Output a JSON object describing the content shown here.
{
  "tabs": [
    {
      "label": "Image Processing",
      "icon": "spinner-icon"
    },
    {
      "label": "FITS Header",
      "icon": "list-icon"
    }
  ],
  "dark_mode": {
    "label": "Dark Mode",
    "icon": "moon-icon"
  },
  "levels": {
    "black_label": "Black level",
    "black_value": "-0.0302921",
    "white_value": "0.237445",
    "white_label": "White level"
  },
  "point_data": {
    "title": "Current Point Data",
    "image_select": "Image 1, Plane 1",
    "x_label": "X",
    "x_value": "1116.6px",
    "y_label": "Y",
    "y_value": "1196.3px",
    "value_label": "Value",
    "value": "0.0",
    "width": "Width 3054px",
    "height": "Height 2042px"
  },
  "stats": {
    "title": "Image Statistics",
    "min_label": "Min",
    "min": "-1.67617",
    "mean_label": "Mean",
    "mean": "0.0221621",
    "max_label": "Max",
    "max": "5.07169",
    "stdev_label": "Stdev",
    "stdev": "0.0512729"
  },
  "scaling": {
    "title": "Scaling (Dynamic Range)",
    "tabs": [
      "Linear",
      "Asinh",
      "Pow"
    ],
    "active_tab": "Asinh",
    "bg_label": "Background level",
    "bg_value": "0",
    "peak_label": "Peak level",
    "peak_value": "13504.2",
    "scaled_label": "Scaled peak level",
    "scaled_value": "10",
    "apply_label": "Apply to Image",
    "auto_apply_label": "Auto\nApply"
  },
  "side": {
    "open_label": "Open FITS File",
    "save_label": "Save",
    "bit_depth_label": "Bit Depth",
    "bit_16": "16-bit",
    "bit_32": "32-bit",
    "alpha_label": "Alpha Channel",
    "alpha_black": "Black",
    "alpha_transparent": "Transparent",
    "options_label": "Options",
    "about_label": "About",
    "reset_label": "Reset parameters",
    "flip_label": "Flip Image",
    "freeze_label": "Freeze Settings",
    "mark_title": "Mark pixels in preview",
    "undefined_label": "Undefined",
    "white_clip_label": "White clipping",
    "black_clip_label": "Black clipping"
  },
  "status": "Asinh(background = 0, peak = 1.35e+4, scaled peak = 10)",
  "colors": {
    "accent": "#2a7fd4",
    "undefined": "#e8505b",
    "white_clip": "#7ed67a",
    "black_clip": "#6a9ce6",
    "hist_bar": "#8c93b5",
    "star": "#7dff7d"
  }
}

--------------------------------------------------

◆ Written problem
Pick out all lines containing the string "icon".

◆ Task solution
      "icon": "spinner-icon"
      "icon": "list-icon"
    "icon": "moon-icon"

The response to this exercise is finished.